= The data =
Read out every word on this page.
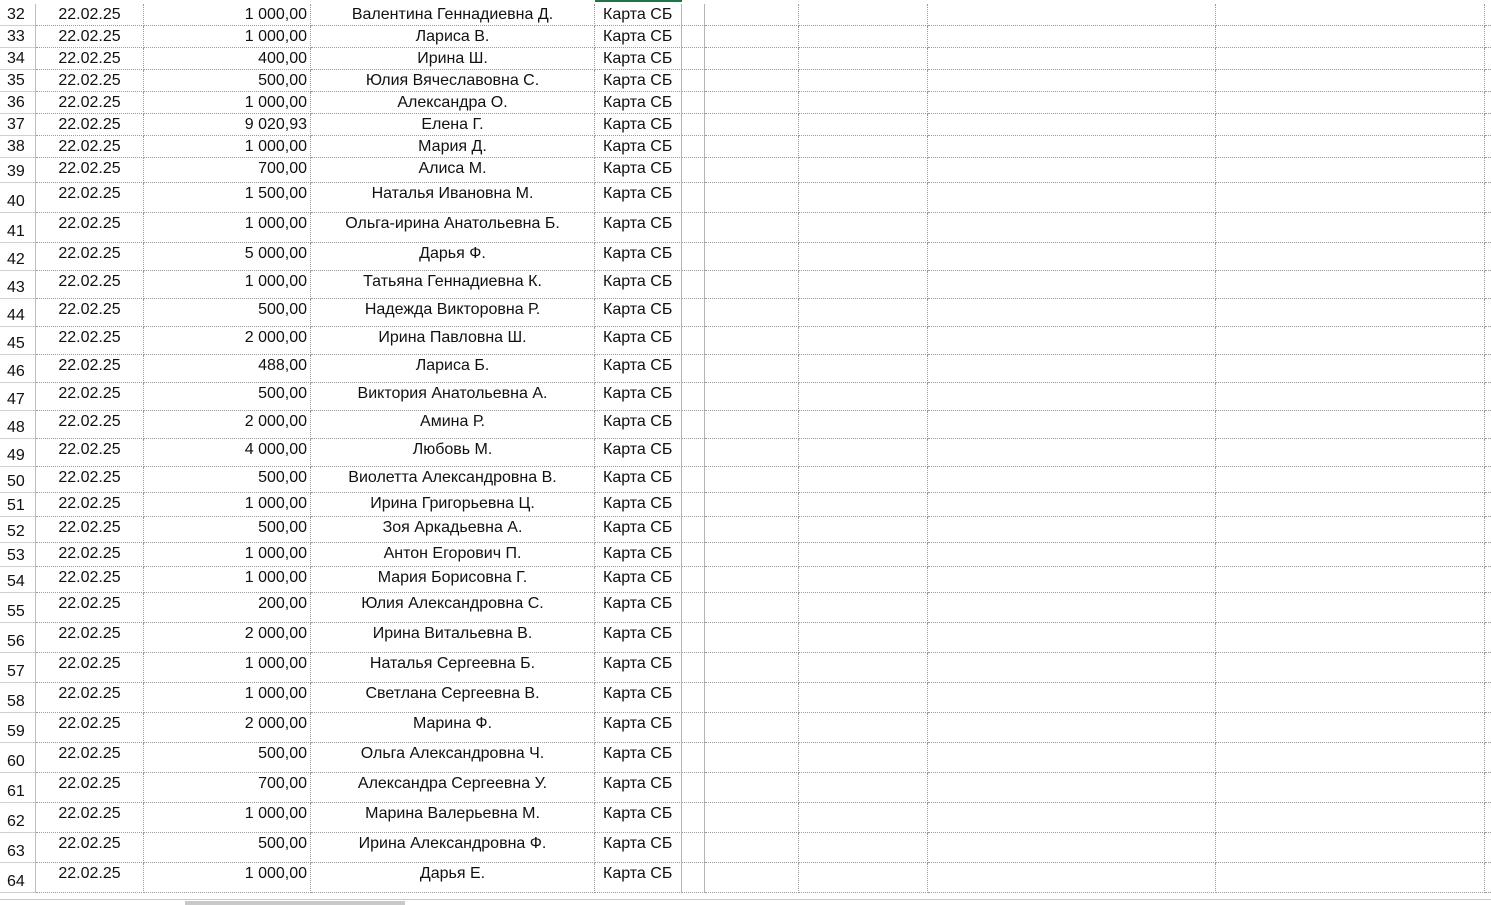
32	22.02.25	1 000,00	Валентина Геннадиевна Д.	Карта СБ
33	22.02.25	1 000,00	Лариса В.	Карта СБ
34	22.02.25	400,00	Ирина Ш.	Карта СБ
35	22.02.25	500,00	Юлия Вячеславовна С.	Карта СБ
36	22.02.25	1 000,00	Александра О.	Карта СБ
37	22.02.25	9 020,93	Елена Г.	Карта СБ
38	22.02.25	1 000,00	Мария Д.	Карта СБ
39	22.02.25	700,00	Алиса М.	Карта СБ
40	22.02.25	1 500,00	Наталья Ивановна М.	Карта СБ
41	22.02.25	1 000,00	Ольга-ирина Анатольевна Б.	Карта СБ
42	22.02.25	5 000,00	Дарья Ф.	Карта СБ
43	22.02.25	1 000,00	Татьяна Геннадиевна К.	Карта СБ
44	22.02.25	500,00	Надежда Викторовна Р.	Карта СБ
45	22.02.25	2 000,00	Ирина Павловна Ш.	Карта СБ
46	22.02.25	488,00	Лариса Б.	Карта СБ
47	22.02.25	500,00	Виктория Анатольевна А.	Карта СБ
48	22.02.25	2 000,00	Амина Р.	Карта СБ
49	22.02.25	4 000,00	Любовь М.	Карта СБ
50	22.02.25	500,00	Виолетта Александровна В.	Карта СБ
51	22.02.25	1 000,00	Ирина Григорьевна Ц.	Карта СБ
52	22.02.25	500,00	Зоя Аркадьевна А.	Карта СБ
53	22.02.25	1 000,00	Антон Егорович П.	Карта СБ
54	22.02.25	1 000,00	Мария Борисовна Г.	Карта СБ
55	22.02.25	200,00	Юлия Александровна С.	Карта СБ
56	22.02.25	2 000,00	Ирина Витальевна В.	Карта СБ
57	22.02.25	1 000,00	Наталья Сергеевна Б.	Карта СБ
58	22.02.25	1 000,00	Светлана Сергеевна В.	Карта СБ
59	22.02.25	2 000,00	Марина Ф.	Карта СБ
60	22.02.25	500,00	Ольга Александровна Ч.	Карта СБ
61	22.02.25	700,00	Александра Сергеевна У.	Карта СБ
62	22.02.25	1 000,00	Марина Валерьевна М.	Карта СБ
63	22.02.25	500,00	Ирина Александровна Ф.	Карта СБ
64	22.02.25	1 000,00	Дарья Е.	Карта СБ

= What the exercise asks =
All records should be output exactly, with the pictures left out.

= Result =
Read out every word on this page.
32	22.02.25	1 000,00	Валентина Геннадиевна Д.	Карта СБ
33	22.02.25	1 000,00	Лариса В.	Карта СБ
34	22.02.25	400,00	Ирина Ш.	Карта СБ
35	22.02.25	500,00	Юлия Вячеславовна С.	Карта СБ
36	22.02.25	1 000,00	Александра О.	Карта СБ
37	22.02.25	9 020,93	Елена Г.	Карта СБ
38	22.02.25	1 000,00	Мария Д.	Карта СБ
39	22.02.25	700,00	Алиса М.	Карта СБ
40	22.02.25	1 500,00	Наталья Ивановна М.	Карта СБ
41	22.02.25	1 000,00	Ольга-ирина Анатольевна Б.	Карта СБ
42	22.02.25	5 000,00	Дарья Ф.	Карта СБ
43	22.02.25	1 000,00	Татьяна Геннадиевна К.	Карта СБ
44	22.02.25	500,00	Надежда Викторовна Р.	Карта СБ
45	22.02.25	2 000,00	Ирина Павловна Ш.	Карта СБ
46	22.02.25	488,00	Лариса Б.	Карта СБ
47	22.02.25	500,00	Виктория Анатольевна А.	Карта СБ
48	22.02.25	2 000,00	Амина Р.	Карта СБ
49	22.02.25	4 000,00	Любовь М.	Карта СБ
50	22.02.25	500,00	Виолетта Александровна В.	Карта СБ
51	22.02.25	1 000,00	Ирина Григорьевна Ц.	Карта СБ
52	22.02.25	500,00	Зоя Аркадьевна А.	Карта СБ
53	22.02.25	1 000,00	Антон Егорович П.	Карта СБ
54	22.02.25	1 000,00	Мария Борисовна Г.	Карта СБ
55	22.02.25	200,00	Юлия Александровна С.	Карта СБ
56	22.02.25	2 000,00	Ирина Витальевна В.	Карта СБ
57	22.02.25	1 000,00	Наталья Сергеевна Б.	Карта СБ
58	22.02.25	1 000,00	Светлана Сергеевна В.	Карта СБ
59	22.02.25	2 000,00	Марина Ф.	Карта СБ
60	22.02.25	500,00	Ольга Александровна Ч.	Карта СБ
61	22.02.25	700,00	Александра Сергеевна У.	Карта СБ
62	22.02.25	1 000,00	Марина Валерьевна М.	Карта СБ
63	22.02.25	500,00	Ирина Александровна Ф.	Карта СБ
64	22.02.25	1 000,00	Дарья Е.	Карта СБ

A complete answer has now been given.